> [WRITTEN TASK]:
Transcribe the records that follow, preserving every word.

— start of EXTRACTED DATA —

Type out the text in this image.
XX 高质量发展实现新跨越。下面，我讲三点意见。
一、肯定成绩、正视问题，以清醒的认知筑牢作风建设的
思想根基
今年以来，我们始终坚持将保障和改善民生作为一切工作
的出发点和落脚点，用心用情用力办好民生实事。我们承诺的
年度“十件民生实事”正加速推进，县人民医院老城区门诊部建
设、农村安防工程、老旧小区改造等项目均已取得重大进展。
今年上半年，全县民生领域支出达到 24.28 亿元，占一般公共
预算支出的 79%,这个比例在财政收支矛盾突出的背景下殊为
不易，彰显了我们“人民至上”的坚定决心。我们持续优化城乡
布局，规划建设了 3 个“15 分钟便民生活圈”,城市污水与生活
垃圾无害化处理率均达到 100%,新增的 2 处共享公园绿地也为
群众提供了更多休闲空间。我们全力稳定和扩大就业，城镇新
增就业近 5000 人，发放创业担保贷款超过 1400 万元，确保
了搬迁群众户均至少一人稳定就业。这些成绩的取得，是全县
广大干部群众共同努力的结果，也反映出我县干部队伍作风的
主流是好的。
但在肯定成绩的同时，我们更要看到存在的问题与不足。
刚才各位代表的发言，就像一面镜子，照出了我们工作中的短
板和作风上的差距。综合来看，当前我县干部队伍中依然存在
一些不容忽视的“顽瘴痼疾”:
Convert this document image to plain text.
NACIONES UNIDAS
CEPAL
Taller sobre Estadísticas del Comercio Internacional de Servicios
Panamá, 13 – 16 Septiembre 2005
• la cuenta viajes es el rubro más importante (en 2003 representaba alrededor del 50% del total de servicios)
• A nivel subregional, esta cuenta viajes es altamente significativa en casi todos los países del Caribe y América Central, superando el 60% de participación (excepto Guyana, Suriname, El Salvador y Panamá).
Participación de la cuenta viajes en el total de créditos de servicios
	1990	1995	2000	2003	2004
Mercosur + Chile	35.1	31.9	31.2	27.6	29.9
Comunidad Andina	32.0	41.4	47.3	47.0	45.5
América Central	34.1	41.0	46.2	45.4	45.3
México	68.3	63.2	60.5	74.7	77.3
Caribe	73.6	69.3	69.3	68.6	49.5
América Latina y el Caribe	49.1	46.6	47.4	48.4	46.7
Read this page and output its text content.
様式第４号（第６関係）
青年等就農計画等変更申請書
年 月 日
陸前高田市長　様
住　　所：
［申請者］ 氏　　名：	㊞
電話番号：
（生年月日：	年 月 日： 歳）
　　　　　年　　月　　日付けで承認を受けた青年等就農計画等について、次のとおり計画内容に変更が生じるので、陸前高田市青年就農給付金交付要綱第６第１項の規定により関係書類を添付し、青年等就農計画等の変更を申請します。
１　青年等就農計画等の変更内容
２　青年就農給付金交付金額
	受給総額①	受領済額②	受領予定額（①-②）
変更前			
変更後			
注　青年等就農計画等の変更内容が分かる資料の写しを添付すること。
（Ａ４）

— end of EXTRACTED DATA —

> [OUTPUT OF THE TASK]:
Type out the text in this image.
XX 高质量发展实现新跨越。下面，我讲三点意见。
一、肯定成绩、正视问题，以清醒的认知筑牢作风建设的
思想根基
今年以来，我们始终坚持将保障和改善民生作为一切工作
的出发点和落脚点，用心用情用力办好民生实事。我们承诺的
年度“十件民生实事”正加速推进，县人民医院老城区门诊部建
设、农村安防工程、老旧小区改造等项目均已取得重大进展。
今年上半年，全县民生领域支出达到 24.28 亿元，占一般公共
预算支出的 79%,这个比例在财政收支矛盾突出的背景下殊为
不易，彰显了我们“人民至上”的坚定决心。我们持续优化城乡
布局，规划建设了 3 个“15 分钟便民生活圈”,城市污水与生活
垃圾无害化处理率均达到 100%,新增的 2 处共享公园绿地也为
群众提供了更多休闲空间。我们全力稳定和扩大就业，城镇新
增就业近 5000 人，发放创业担保贷款超过 1400 万元，确保
了搬迁群众户均至少一人稳定就业。这些成绩的取得，是全县
广大干部群众共同努力的结果，也反映出我县干部队伍作风的
主流是好的。
但在肯定成绩的同时，我们更要看到存在的问题与不足。
刚才各位代表的发言，就像一面镜子，照出了我们工作中的短
板和作风上的差距。综合来看，当前我县干部队伍中依然存在
一些不容忽视的“顽瘴痼疾”:
Convert this document image to plain text.
NACIONES UNIDAS
CEPAL
Taller sobre Estadísticas del Comercio Internacional de Servicios
Panamá, 13 – 16 Septiembre 2005
• la cuenta viajes es el rubro más importante (en 2003 representaba alrededor del 50% del total de servicios)
• A nivel subregional, esta cuenta viajes es altamente significativa en casi todos los países del Caribe y América Central, superando el 60% de participación (excepto Guyana, Suriname, El Salvador y Panamá).
Participación de la cuenta viajes en el total de créditos de servicios
	1990	1995	2000	2003	2004
Mercosur + Chile	35.1	31.9	31.2	27.6	29.9
Comunidad Andina	32.0	41.4	47.3	47.0	45.5
América Central	34.1	41.0	46.2	45.4	45.3
México	68.3	63.2	60.5	74.7	77.3
Caribe	73.6	69.3	69.3	68.6	49.5
América Latina y el Caribe	49.1	46.6	47.4	48.4	46.7
Read this page and output its text content.
様式第４号（第６関係）
青年等就農計画等変更申請書
年 月 日
陸前高田市長　様
住　　所：
［申請者］ 氏　　名：	㊞
電話番号：
（生年月日：	年 月 日： 歳）
　　　　　年　　月　　日付けで承認を受けた青年等就農計画等について、次のとおり計画内容に変更が生じるので、陸前高田市青年就農給付金交付要綱第６第１項の規定により関係書類を添付し、青年等就農計画等の変更を申請します。
１　青年等就農計画等の変更内容
２　青年就農給付金交付金額
	受給総額①	受領済額②	受領予定額（①-②）
変更前			
変更後			
注　青年等就農計画等の変更内容が分かる資料の写しを添付すること。
（Ａ４）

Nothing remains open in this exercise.